→ Data entries:
==============================
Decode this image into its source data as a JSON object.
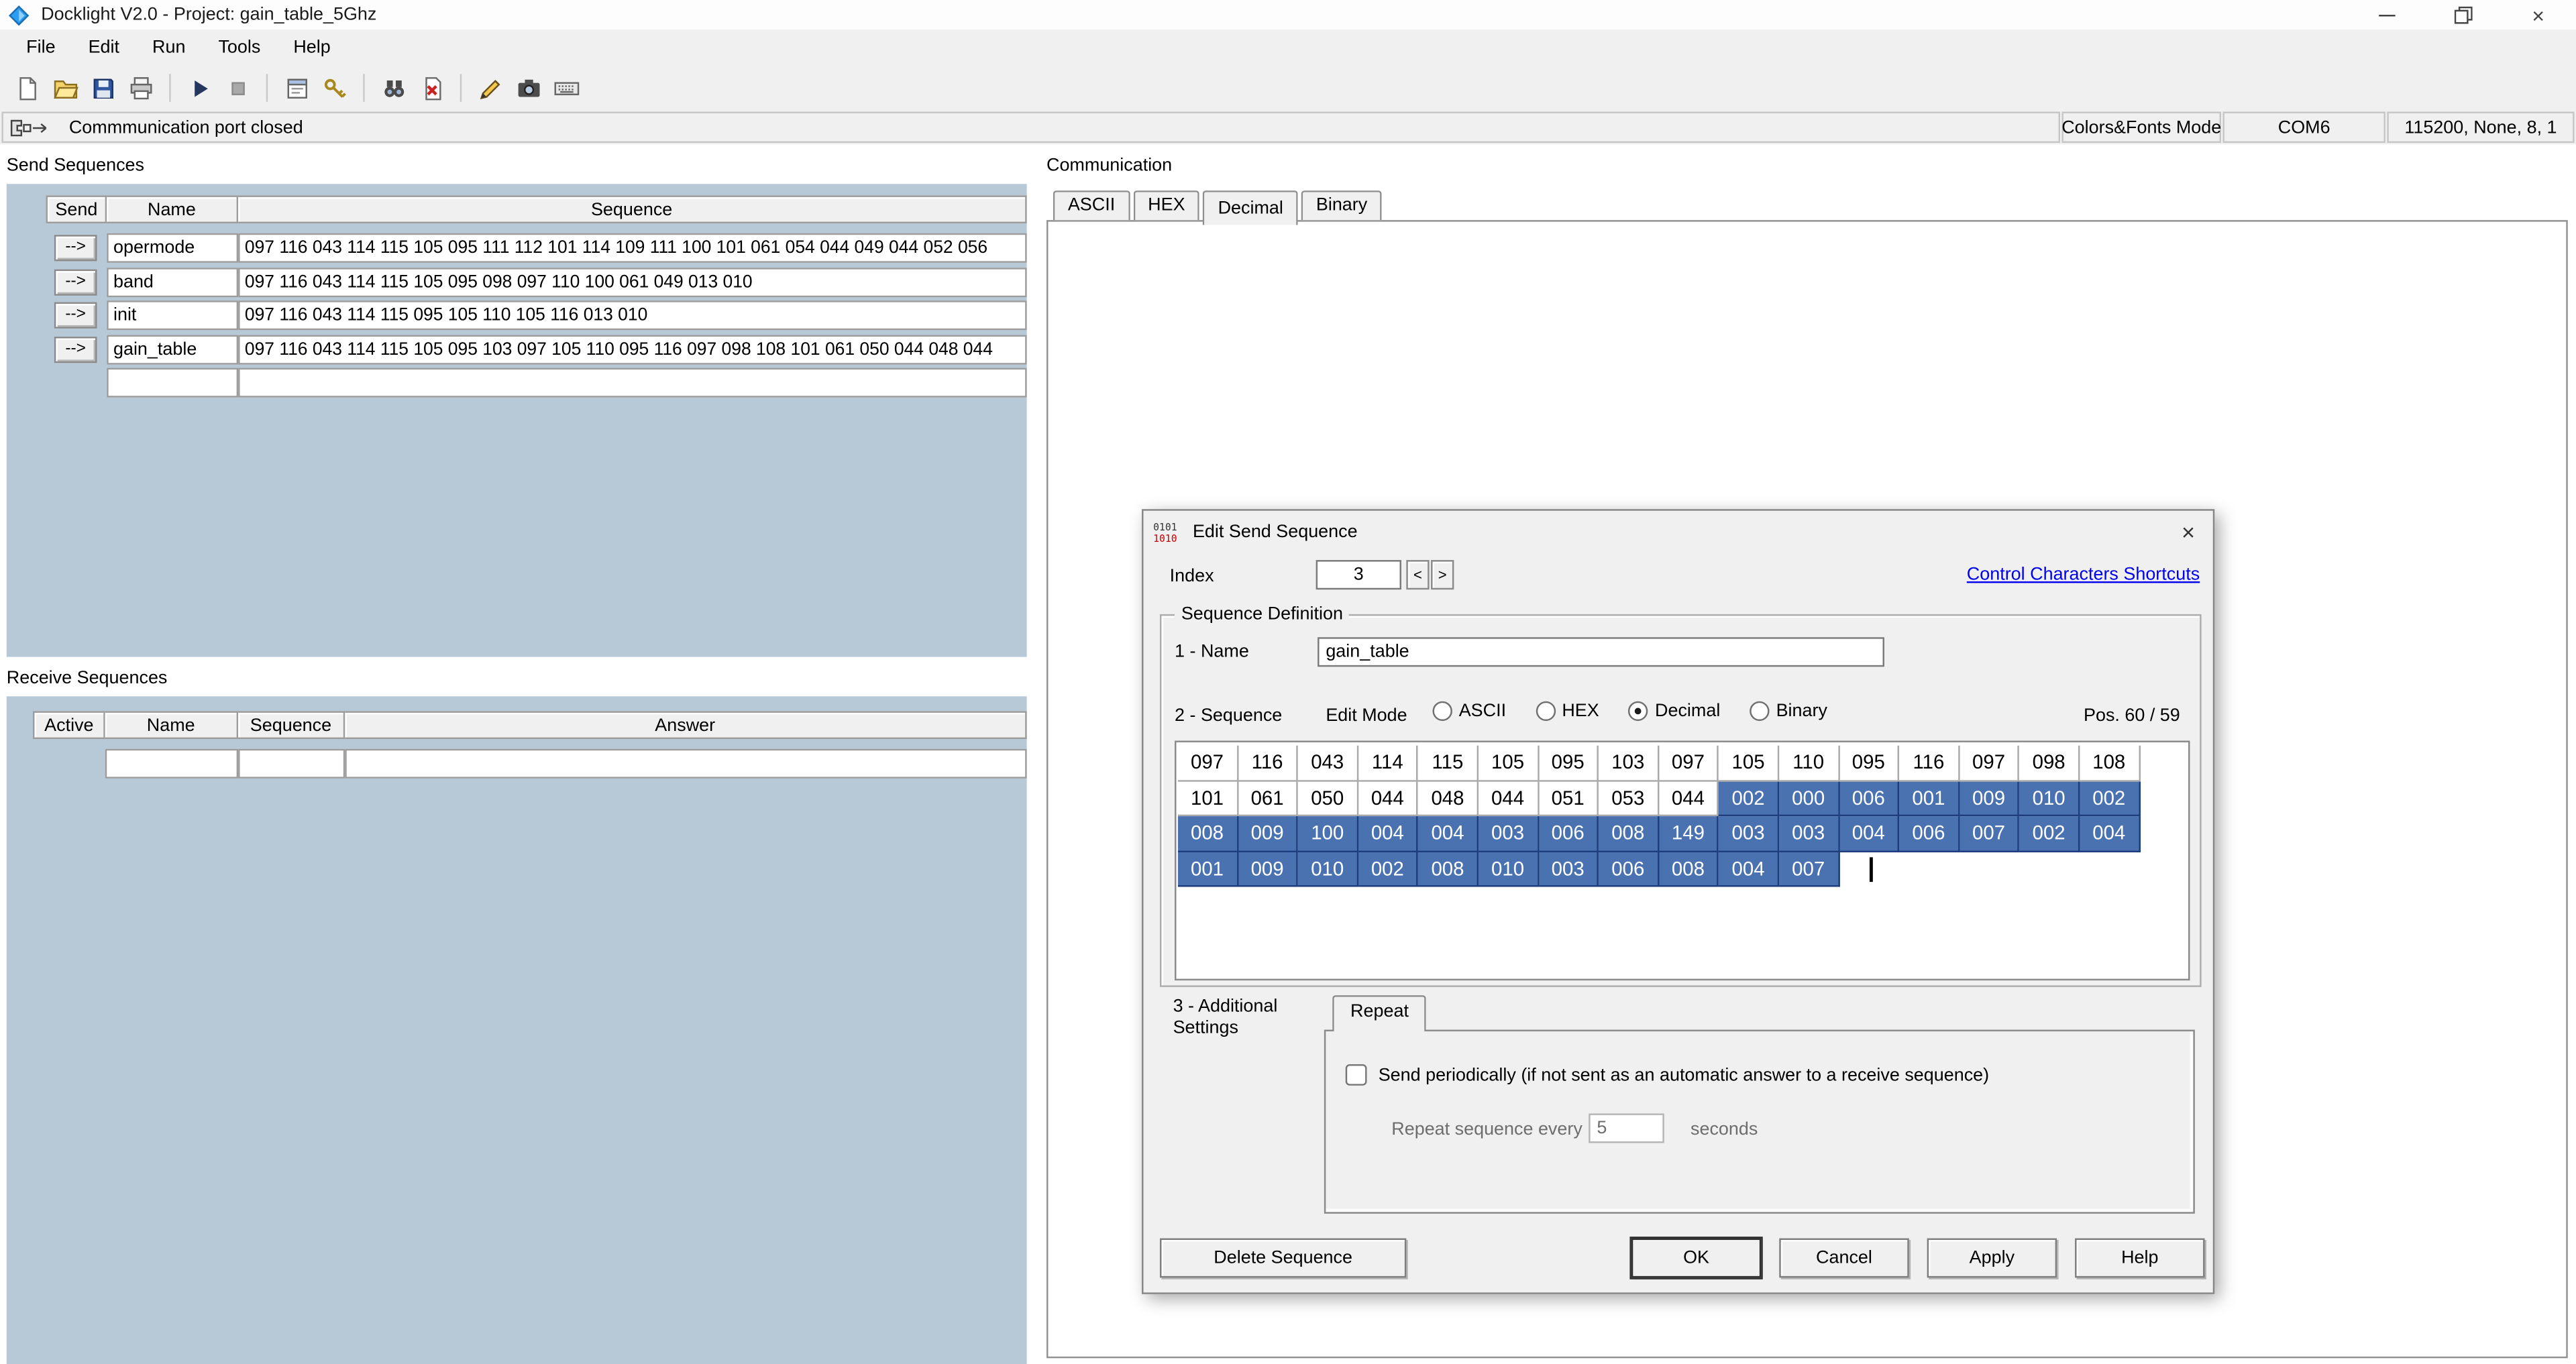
{
  "window": {
    "title": "Docklight V2.0 - Project: gain_table_5Ghz"
  },
  "menu": {
    "items": [
      "File",
      "Edit",
      "Run",
      "Tools",
      "Help"
    ]
  },
  "toolbar": {
    "groups": [
      [
        "new-file-icon",
        "open-project-icon",
        "save-project-icon",
        "print-icon"
      ],
      [
        "start-communication-icon",
        "stop-communication-icon"
      ],
      [
        "project-settings-icon",
        "keys-icon"
      ],
      [
        "find-sequence-icon",
        "stop-filter-icon"
      ],
      [
        "edit-icon",
        "snapshot-icon",
        "keyboard-console-icon"
      ]
    ]
  },
  "statusbar": {
    "message": "Commmunication port closed",
    "mode": "Colors&Fonts Mode",
    "port": "COM6",
    "parameters": "115200, None, 8, 1"
  },
  "send_sequences": {
    "title": "Send Sequences",
    "columns": [
      "Send",
      "Name",
      "Sequence"
    ],
    "send_button_label": "-->",
    "rows": [
      {
        "name": "opermode",
        "sequence": "097 116 043 114 115 105 095 111 112 101 114 109 111 100 101 061 054 044 049 044 052 056"
      },
      {
        "name": "band",
        "sequence": "097 116 043 114 115 105 095 098 097 110 100 061 049 013 010"
      },
      {
        "name": "init",
        "sequence": "097 116 043 114 115 095 105 110 105 116 013 010"
      },
      {
        "name": "gain_table",
        "sequence": "097 116 043 114 115 105 095 103 097 105 110 095 116 097 098 108 101 061 050 044 048 044"
      }
    ]
  },
  "receive_sequences": {
    "title": "Receive Sequences",
    "columns": [
      "Active",
      "Name",
      "Sequence",
      "Answer"
    ]
  },
  "communication": {
    "title": "Communication",
    "tabs": [
      "ASCII",
      "HEX",
      "Decimal",
      "Binary"
    ],
    "active_tab": "Decimal"
  },
  "dialog": {
    "title": "Edit Send Sequence",
    "index_label": "Index",
    "index_value": "3",
    "link_label": "Control Characters Shortcuts",
    "group_title": "Sequence Definition",
    "name_label": "1 - Name",
    "name_value": "gain_table",
    "sequence_label": "2 - Sequence",
    "edit_mode_label": "Edit Mode",
    "edit_modes": [
      "ASCII",
      "HEX",
      "Decimal",
      "Binary"
    ],
    "selected_mode": "Decimal",
    "pos_label": "Pos. 60 / 59",
    "grid": {
      "rows": [
        {
          "cells": [
            "097",
            "116",
            "043",
            "114",
            "115",
            "105",
            "095",
            "103",
            "097",
            "105",
            "110",
            "095",
            "116",
            "097",
            "098",
            "108"
          ],
          "selected_from": null
        },
        {
          "cells": [
            "101",
            "061",
            "050",
            "044",
            "048",
            "044",
            "051",
            "053",
            "044",
            "002",
            "000",
            "006",
            "001",
            "009",
            "010",
            "002"
          ],
          "selected_from": 9
        },
        {
          "cells": [
            "008",
            "009",
            "100",
            "004",
            "004",
            "003",
            "006",
            "008",
            "149",
            "003",
            "003",
            "004",
            "006",
            "007",
            "002",
            "004"
          ],
          "selected_from": 0
        },
        {
          "cells": [
            "001",
            "009",
            "010",
            "002",
            "008",
            "010",
            "003",
            "006",
            "008",
            "004",
            "007"
          ],
          "selected_from": 0,
          "cursor": true
        }
      ]
    },
    "additional_label": "3 - Additional Settings",
    "repeat_tab": "Repeat",
    "periodic_label": "Send periodically  (if not sent as an automatic answer to a receive sequence)",
    "repeat_every_label": "Repeat sequence every",
    "repeat_value": "5",
    "seconds_label": "seconds",
    "buttons": {
      "delete": "Delete Sequence",
      "ok": "OK",
      "cancel": "Cancel",
      "apply": "Apply",
      "help": "Help"
    }
  },
  "colors": {
    "selection": "#4a72b0",
    "panel": "#b7c8d7",
    "link": "#0000ee"
  }
}
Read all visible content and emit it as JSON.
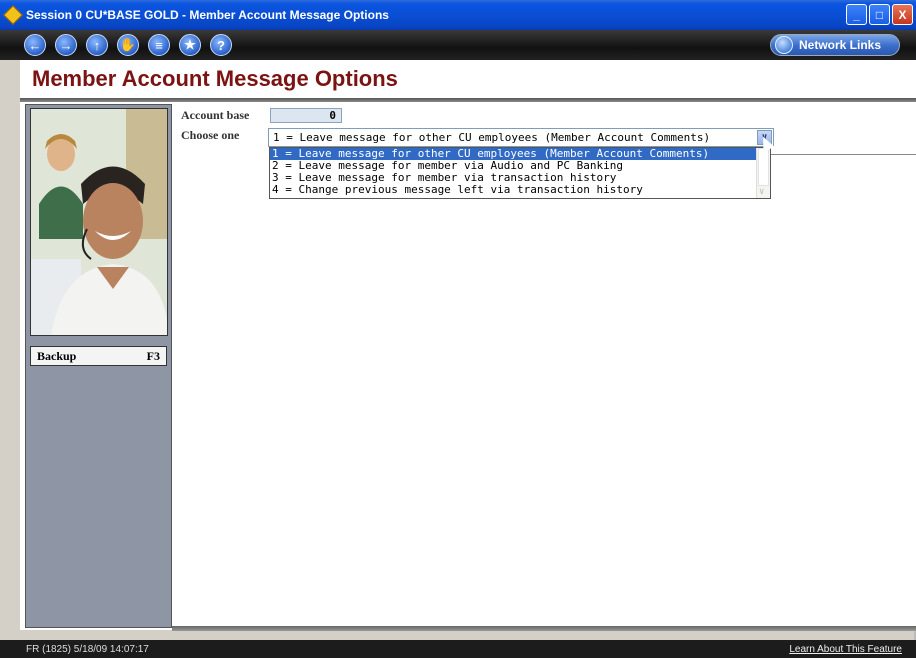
{
  "window": {
    "title": "Session 0 CU*BASE GOLD - Member Account Message Options",
    "minimize": "_",
    "maximize": "□",
    "close": "X"
  },
  "toolbar": {
    "buttons": [
      {
        "icon": "back-arrow-icon",
        "glyph": "←"
      },
      {
        "icon": "forward-arrow-icon",
        "glyph": "→"
      },
      {
        "icon": "up-arrow-icon",
        "glyph": "↑"
      },
      {
        "icon": "stop-hand-icon",
        "glyph": "✋"
      },
      {
        "icon": "print-icon",
        "glyph": "≡"
      },
      {
        "icon": "favorites-star-icon",
        "glyph": "★"
      },
      {
        "icon": "help-question-icon",
        "glyph": "?"
      }
    ],
    "network_links": "Network Links"
  },
  "page": {
    "title": "Member Account Message Options"
  },
  "form": {
    "account_base_label": "Account base",
    "account_base_value": "0",
    "choose_one_label": "Choose one",
    "selected": "1 = Leave message for other CU employees (Member Account Comments)",
    "options": [
      "1 = Leave message for other CU employees (Member Account Comments)",
      "2 = Leave message for member via Audio and PC Banking",
      "3 = Leave message for member via transaction history",
      "4 = Change previous message left via transaction history"
    ]
  },
  "sidebar": {
    "backup_label": "Backup",
    "backup_key": "F3"
  },
  "status": {
    "left": "FR (1825) 5/18/09 14:07:17",
    "right": "Learn About This Feature"
  },
  "colors": {
    "title_red": "#7b1313",
    "titlebar_blue": "#0a4fd4",
    "selected_option": "#316ac5",
    "sidebar": "#8e96a6"
  }
}
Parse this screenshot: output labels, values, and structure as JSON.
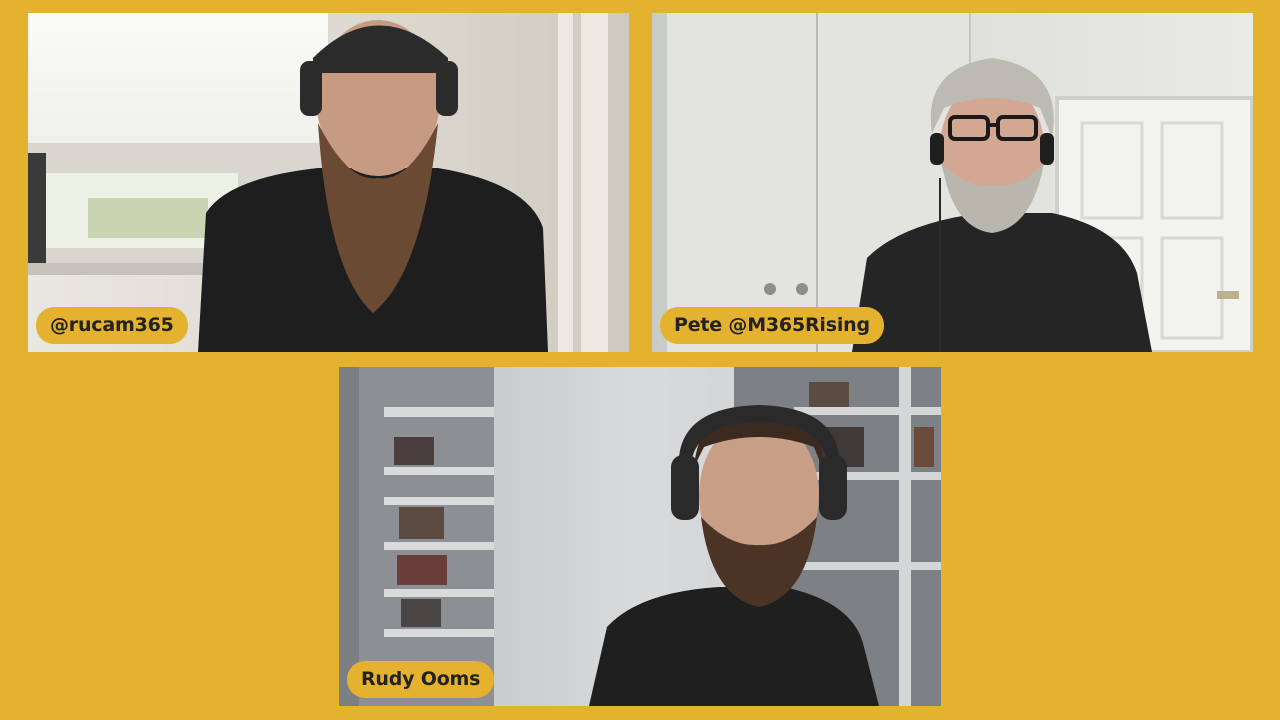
{
  "colors": {
    "background": "#e4b22e",
    "name_tag_bg": "#e4b22e",
    "name_tag_text": "#222222"
  },
  "participants": [
    {
      "name": "@rucam365"
    },
    {
      "name": "Pete @M365Rising"
    },
    {
      "name": "Rudy Ooms"
    }
  ]
}
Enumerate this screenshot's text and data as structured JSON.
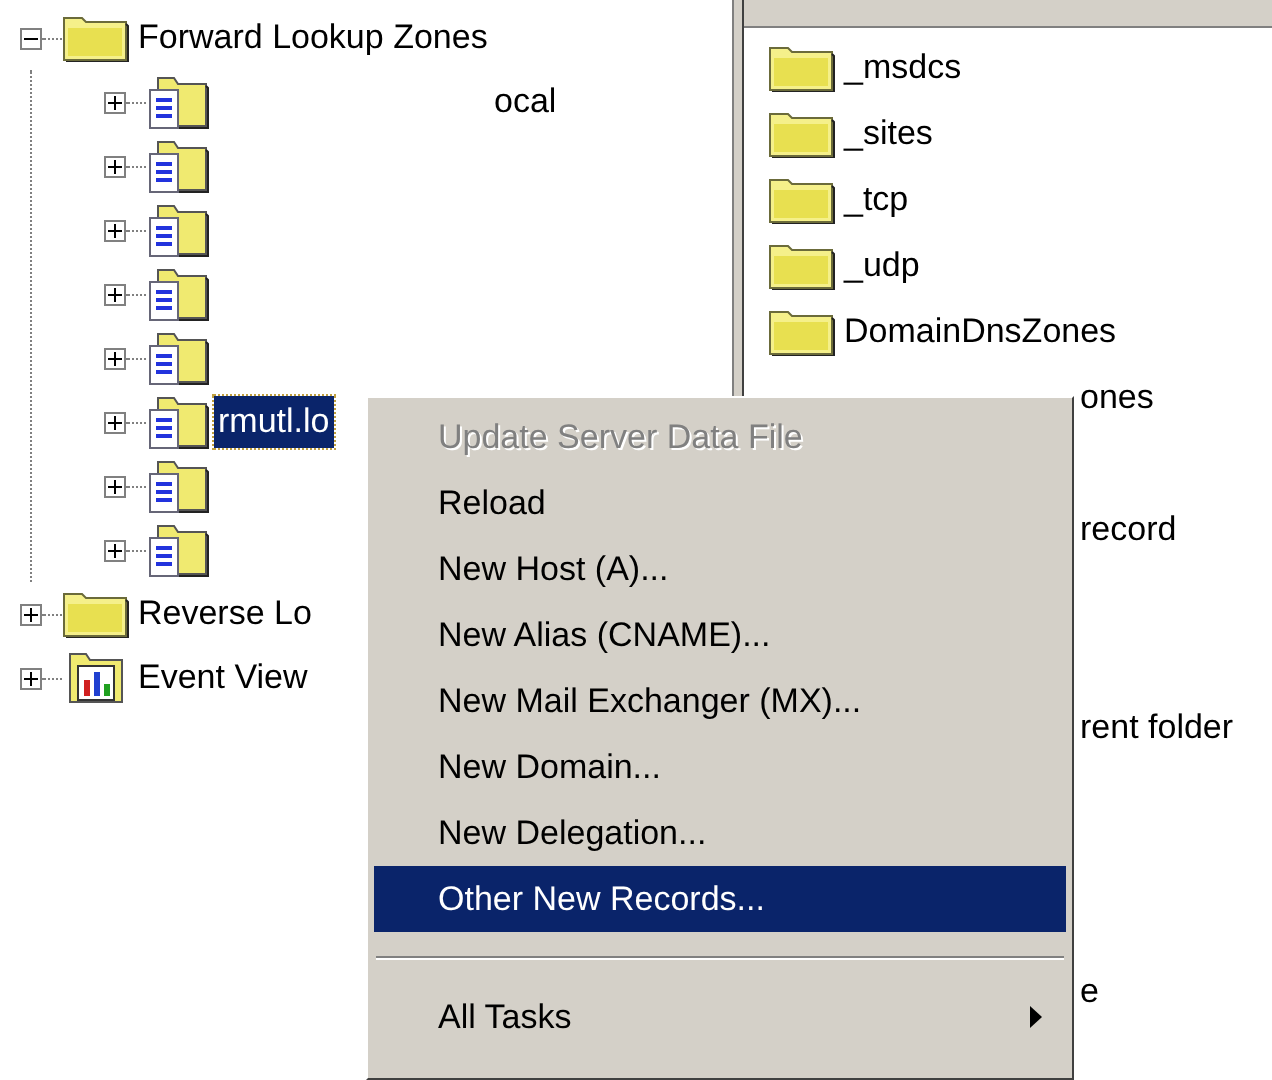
{
  "tree": [
    {
      "label": "Forward Lookup Zones",
      "expanded": true,
      "kind": "folder",
      "children": [
        {
          "kind": "zone",
          "label": "ocal",
          "selected": false,
          "expanded": false
        },
        {
          "kind": "zone",
          "expanded": false
        },
        {
          "kind": "zone",
          "expanded": false
        },
        {
          "kind": "zone",
          "expanded": false
        },
        {
          "kind": "zone",
          "expanded": false
        },
        {
          "kind": "zone",
          "label": "rmutl.lo",
          "selected": true,
          "expanded": false
        },
        {
          "kind": "zone",
          "expanded": false
        },
        {
          "kind": "zone",
          "expanded": false
        }
      ]
    },
    {
      "label": "Reverse Lo",
      "expanded": false,
      "kind": "folder"
    },
    {
      "label": "Event View",
      "expanded": false,
      "kind": "events"
    }
  ],
  "list": {
    "rows": [
      {
        "kind": "folder",
        "name": "_msdcs"
      },
      {
        "kind": "folder",
        "name": "_sites"
      },
      {
        "kind": "folder",
        "name": "_tcp"
      },
      {
        "kind": "folder",
        "name": "_udp"
      },
      {
        "kind": "folder",
        "name": "DomainDnsZones"
      },
      {
        "kind": "covered",
        "name": "ones"
      },
      {
        "kind": "blank"
      },
      {
        "kind": "covered",
        "name": "record"
      },
      {
        "kind": "blank"
      },
      {
        "kind": "blank"
      },
      {
        "kind": "covered",
        "name": "rent folder"
      },
      {
        "kind": "blank"
      },
      {
        "kind": "blank"
      },
      {
        "kind": "blank"
      },
      {
        "kind": "covered",
        "name": "e"
      }
    ]
  },
  "context_menu": [
    {
      "kind": "item",
      "label": "Update Server Data File",
      "disabled": true,
      "selected": false
    },
    {
      "kind": "item",
      "label": "Reload",
      "disabled": false,
      "selected": false
    },
    {
      "kind": "item",
      "label": "New Host (A)...",
      "disabled": false,
      "selected": false
    },
    {
      "kind": "item",
      "label": "New Alias (CNAME)...",
      "disabled": false,
      "selected": false
    },
    {
      "kind": "item",
      "label": "New Mail Exchanger (MX)...",
      "disabled": false,
      "selected": false
    },
    {
      "kind": "item",
      "label": "New Domain...",
      "disabled": false,
      "selected": false
    },
    {
      "kind": "item",
      "label": "New Delegation...",
      "disabled": false,
      "selected": false
    },
    {
      "kind": "item",
      "label": "Other New Records...",
      "disabled": false,
      "selected": true
    },
    {
      "kind": "separator"
    },
    {
      "kind": "submenu",
      "label": "All Tasks",
      "disabled": false,
      "selected": false
    }
  ]
}
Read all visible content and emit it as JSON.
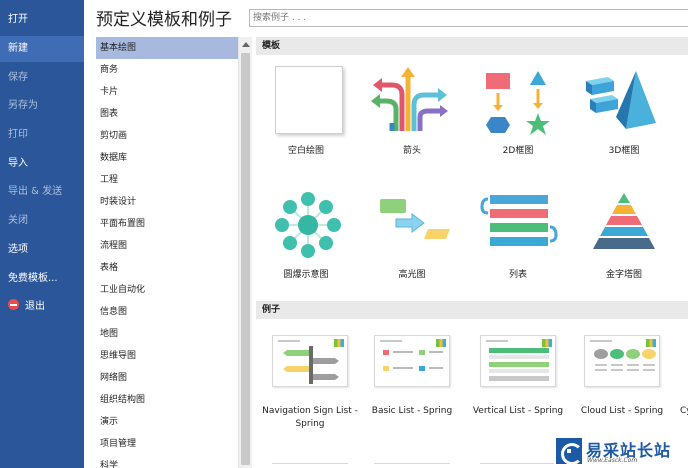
==============================
→ Written task: Gather each line in these records that contains the string "stop".

→ Result of this exercise:
        "stop-communication-icon"
        "stop-filter-icon"
        "icon": "stop-hand-icon",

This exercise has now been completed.